— OBJECTIVE —
Print the whole listing exactly.

— DATA EXCERPTS —

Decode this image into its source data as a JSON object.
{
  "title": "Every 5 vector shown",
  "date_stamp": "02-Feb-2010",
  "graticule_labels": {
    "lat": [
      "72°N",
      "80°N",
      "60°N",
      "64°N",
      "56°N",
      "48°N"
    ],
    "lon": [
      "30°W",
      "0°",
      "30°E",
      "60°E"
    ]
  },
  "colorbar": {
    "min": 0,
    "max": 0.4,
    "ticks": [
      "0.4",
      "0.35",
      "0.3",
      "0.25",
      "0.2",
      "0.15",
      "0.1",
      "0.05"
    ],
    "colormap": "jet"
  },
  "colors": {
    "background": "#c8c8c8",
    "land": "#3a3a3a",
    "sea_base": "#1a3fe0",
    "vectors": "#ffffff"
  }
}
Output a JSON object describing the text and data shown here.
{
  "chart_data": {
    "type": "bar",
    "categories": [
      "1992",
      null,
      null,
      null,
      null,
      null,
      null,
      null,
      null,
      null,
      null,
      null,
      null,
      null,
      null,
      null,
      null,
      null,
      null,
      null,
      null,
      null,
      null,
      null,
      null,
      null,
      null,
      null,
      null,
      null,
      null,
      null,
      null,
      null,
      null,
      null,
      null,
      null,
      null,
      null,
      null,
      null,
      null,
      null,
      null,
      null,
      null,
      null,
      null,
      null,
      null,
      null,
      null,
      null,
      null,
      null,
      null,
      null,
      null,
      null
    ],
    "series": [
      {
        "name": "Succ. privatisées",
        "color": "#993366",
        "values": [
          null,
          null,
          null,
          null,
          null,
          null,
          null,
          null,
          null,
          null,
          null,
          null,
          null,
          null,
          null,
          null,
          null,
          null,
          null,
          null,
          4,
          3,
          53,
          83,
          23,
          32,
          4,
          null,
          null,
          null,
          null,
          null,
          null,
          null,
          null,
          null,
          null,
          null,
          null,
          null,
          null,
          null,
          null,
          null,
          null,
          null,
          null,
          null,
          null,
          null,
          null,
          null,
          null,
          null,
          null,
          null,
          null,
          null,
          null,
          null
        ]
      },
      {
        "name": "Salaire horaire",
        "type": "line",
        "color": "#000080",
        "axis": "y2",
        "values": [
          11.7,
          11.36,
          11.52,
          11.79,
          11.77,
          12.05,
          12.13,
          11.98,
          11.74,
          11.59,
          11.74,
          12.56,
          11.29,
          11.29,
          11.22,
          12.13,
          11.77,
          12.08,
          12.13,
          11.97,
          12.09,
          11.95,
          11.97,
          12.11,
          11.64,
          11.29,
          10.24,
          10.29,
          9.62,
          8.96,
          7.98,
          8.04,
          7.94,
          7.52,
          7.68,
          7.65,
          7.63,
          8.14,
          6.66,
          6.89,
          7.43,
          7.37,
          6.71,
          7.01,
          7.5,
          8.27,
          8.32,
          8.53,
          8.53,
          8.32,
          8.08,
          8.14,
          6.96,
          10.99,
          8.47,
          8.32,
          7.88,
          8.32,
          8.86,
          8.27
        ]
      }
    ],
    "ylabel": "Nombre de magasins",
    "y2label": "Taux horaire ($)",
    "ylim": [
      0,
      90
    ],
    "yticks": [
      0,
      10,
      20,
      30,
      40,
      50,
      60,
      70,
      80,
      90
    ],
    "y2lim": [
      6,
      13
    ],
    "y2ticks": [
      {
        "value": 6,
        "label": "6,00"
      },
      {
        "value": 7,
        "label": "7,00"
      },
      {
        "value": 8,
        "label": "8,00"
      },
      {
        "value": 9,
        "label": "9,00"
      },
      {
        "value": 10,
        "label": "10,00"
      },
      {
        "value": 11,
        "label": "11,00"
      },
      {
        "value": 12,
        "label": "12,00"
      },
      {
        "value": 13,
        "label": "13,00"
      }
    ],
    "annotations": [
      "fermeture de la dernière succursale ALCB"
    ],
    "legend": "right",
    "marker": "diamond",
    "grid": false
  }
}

— RESPONSE —
Decode this image into its source data as a JSON object.
{
  "title": "Every 5 vector shown",
  "date_stamp": "02-Feb-2010",
  "graticule_labels": {
    "lat": [
      "72°N",
      "80°N",
      "60°N",
      "64°N",
      "56°N",
      "48°N"
    ],
    "lon": [
      "30°W",
      "0°",
      "30°E",
      "60°E"
    ]
  },
  "colorbar": {
    "min": 0,
    "max": 0.4,
    "ticks": [
      "0.4",
      "0.35",
      "0.3",
      "0.25",
      "0.2",
      "0.15",
      "0.1",
      "0.05"
    ],
    "colormap": "jet"
  },
  "colors": {
    "background": "#c8c8c8",
    "land": "#3a3a3a",
    "sea_base": "#1a3fe0",
    "vectors": "#ffffff"
  }
}
Output a JSON object describing the text and data shown here.
{
  "chart_data": {
    "type": "bar",
    "categories": [
      "1992",
      null,
      null,
      null,
      null,
      null,
      null,
      null,
      null,
      null,
      null,
      null,
      null,
      null,
      null,
      null,
      null,
      null,
      null,
      null,
      null,
      null,
      null,
      null,
      null,
      null,
      null,
      null,
      null,
      null,
      null,
      null,
      null,
      null,
      null,
      null,
      null,
      null,
      null,
      null,
      null,
      null,
      null,
      null,
      null,
      null,
      null,
      null,
      null,
      null,
      null,
      null,
      null,
      null,
      null,
      null,
      null,
      null,
      null,
      null
    ],
    "series": [
      {
        "name": "Succ. privatisées",
        "color": "#993366",
        "values": [
          null,
          null,
          null,
          null,
          null,
          null,
          null,
          null,
          null,
          null,
          null,
          null,
          null,
          null,
          null,
          null,
          null,
          null,
          null,
          null,
          4,
          3,
          53,
          83,
          23,
          32,
          4,
          null,
          null,
          null,
          null,
          null,
          null,
          null,
          null,
          null,
          null,
          null,
          null,
          null,
          null,
          null,
          null,
          null,
          null,
          null,
          null,
          null,
          null,
          null,
          null,
          null,
          null,
          null,
          null,
          null,
          null,
          null,
          null,
          null
        ]
      },
      {
        "name": "Salaire horaire",
        "type": "line",
        "color": "#000080",
        "axis": "y2",
        "values": [
          11.7,
          11.36,
          11.52,
          11.79,
          11.77,
          12.05,
          12.13,
          11.98,
          11.74,
          11.59,
          11.74,
          12.56,
          11.29,
          11.29,
          11.22,
          12.13,
          11.77,
          12.08,
          12.13,
          11.97,
          12.09,
          11.95,
          11.97,
          12.11,
          11.64,
          11.29,
          10.24,
          10.29,
          9.62,
          8.96,
          7.98,
          8.04,
          7.94,
          7.52,
          7.68,
          7.65,
          7.63,
          8.14,
          6.66,
          6.89,
          7.43,
          7.37,
          6.71,
          7.01,
          7.5,
          8.27,
          8.32,
          8.53,
          8.53,
          8.32,
          8.08,
          8.14,
          6.96,
          10.99,
          8.47,
          8.32,
          7.88,
          8.32,
          8.86,
          8.27
        ]
      }
    ],
    "ylabel": "Nombre de magasins",
    "y2label": "Taux horaire ($)",
    "ylim": [
      0,
      90
    ],
    "yticks": [
      0,
      10,
      20,
      30,
      40,
      50,
      60,
      70,
      80,
      90
    ],
    "y2lim": [
      6,
      13
    ],
    "y2ticks": [
      {
        "value": 6,
        "label": "6,00"
      },
      {
        "value": 7,
        "label": "7,00"
      },
      {
        "value": 8,
        "label": "8,00"
      },
      {
        "value": 9,
        "label": "9,00"
      },
      {
        "value": 10,
        "label": "10,00"
      },
      {
        "value": 11,
        "label": "11,00"
      },
      {
        "value": 12,
        "label": "12,00"
      },
      {
        "value": 13,
        "label": "13,00"
      }
    ],
    "annotations": [
      "fermeture de la dernière succursale ALCB"
    ],
    "legend": "right",
    "marker": "diamond",
    "grid": false
  }
}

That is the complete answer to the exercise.